### EXERCISE TASK
Pick out each line containing the string "color".
◆ ◆ ◆ ◆
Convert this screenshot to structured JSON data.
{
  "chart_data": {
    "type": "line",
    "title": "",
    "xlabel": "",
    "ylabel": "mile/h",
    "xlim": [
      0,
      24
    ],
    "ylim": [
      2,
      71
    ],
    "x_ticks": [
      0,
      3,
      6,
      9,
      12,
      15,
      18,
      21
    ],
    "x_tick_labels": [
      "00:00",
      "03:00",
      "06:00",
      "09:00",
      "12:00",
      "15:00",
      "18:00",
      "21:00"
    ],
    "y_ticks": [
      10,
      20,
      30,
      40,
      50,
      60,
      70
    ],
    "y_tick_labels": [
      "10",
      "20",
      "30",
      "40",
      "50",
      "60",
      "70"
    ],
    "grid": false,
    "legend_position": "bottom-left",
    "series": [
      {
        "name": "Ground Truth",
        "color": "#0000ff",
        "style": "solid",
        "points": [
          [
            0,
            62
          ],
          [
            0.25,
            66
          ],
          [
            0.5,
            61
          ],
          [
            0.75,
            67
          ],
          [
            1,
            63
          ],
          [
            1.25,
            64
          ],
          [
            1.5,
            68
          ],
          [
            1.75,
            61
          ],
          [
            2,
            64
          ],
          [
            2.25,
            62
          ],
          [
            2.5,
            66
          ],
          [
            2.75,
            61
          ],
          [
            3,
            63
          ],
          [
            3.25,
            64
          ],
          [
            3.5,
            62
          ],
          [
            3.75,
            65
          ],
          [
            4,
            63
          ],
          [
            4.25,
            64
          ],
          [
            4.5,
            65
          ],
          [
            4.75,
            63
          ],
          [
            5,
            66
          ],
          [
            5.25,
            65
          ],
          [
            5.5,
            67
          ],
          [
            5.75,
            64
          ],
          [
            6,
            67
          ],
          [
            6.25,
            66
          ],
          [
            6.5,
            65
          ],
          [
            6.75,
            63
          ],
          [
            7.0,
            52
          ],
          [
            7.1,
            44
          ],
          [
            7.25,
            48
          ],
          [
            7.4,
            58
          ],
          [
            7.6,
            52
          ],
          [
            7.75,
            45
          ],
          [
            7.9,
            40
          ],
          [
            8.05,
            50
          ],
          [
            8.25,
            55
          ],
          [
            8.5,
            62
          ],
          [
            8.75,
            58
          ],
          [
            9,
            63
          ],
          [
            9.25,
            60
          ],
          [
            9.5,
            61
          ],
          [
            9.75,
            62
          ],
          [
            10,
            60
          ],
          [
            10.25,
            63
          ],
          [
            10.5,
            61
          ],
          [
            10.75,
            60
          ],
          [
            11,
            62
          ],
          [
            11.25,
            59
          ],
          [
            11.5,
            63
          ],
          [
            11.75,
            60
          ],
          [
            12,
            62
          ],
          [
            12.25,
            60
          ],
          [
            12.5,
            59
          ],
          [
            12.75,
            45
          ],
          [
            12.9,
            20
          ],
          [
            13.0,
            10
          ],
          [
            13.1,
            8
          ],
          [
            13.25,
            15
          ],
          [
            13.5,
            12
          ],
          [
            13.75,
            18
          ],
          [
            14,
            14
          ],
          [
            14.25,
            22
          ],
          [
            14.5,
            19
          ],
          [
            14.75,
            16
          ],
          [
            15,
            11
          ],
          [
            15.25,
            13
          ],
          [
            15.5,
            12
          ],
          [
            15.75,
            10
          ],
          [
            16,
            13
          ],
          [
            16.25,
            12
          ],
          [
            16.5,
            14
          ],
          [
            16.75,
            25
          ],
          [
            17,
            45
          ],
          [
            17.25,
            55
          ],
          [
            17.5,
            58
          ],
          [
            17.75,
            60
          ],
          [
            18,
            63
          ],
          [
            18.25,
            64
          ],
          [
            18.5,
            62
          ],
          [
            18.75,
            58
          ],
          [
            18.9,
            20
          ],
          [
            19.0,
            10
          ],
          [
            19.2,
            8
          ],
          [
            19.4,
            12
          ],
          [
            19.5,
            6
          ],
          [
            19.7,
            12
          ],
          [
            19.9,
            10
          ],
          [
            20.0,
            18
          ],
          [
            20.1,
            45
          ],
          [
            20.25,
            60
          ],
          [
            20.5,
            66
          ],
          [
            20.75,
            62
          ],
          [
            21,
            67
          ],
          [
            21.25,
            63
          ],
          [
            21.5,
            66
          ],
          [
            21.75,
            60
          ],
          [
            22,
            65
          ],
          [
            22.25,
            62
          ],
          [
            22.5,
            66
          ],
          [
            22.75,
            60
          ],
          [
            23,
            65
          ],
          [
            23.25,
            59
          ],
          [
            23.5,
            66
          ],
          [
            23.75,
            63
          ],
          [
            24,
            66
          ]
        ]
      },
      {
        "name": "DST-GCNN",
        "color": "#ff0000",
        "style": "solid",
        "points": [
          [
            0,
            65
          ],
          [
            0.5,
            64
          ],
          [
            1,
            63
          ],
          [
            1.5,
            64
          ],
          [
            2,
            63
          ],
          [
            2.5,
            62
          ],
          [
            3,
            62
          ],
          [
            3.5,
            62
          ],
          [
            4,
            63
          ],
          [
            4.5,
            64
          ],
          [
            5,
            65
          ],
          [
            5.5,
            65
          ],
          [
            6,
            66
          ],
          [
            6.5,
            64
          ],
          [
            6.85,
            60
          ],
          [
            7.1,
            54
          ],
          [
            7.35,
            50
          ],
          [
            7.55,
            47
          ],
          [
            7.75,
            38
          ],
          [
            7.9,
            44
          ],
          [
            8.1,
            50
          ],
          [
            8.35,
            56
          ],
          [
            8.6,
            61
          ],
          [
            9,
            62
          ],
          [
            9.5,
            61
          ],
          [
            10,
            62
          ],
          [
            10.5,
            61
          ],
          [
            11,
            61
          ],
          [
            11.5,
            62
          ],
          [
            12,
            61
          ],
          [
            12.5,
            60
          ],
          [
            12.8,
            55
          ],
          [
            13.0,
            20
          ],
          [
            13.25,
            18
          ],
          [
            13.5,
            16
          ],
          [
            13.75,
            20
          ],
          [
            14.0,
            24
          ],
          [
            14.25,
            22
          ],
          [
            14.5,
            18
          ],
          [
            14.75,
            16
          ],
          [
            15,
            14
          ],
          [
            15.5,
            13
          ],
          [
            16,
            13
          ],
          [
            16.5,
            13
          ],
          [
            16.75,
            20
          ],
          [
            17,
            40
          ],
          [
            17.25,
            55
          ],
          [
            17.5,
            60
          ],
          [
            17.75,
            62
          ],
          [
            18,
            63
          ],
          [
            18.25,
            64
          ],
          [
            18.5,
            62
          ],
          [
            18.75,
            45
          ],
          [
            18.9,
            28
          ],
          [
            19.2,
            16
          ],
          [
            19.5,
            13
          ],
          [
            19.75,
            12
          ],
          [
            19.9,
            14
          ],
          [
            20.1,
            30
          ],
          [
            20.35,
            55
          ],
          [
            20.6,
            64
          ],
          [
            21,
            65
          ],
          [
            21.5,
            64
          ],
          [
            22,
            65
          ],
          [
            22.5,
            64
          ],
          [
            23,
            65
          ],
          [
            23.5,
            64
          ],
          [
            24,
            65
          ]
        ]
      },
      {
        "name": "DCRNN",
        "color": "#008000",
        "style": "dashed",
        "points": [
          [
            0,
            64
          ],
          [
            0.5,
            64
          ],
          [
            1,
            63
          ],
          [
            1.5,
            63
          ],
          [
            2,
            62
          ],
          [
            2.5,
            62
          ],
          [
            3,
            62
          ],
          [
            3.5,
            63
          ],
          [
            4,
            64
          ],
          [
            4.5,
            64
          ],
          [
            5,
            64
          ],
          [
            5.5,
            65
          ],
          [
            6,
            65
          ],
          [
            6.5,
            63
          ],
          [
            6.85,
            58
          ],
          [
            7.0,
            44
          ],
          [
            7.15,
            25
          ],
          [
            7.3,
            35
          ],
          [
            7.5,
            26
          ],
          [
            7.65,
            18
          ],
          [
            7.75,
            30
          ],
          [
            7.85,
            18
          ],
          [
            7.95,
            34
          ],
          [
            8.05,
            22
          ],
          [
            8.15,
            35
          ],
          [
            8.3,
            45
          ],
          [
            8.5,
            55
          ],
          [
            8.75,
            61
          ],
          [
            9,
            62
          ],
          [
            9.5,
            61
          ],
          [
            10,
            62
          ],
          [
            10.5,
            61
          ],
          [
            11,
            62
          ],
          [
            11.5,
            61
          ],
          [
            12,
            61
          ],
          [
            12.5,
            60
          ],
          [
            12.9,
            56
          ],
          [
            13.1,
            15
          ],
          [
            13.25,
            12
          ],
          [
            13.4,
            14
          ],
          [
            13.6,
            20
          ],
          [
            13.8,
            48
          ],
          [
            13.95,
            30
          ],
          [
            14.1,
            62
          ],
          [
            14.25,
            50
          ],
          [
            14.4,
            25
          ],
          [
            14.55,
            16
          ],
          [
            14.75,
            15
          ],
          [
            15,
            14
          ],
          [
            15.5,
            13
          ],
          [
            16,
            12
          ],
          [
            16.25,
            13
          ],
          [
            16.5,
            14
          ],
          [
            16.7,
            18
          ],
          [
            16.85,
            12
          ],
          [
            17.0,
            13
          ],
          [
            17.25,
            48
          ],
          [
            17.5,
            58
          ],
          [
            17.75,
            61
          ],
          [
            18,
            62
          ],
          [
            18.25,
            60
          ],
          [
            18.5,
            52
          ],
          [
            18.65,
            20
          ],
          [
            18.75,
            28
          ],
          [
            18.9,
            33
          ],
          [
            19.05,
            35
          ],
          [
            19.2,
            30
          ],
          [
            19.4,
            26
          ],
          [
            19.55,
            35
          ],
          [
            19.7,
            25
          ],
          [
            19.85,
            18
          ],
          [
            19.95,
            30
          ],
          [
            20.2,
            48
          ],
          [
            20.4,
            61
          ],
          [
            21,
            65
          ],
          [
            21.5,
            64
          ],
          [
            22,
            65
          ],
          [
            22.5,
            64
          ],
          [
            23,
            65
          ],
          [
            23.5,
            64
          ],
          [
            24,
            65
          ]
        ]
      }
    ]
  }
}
◆ ◆ ◆ ◆
### RESPONSE
        "color": "#0000ff",
        "color": "#ff0000",
        "color": "#008000",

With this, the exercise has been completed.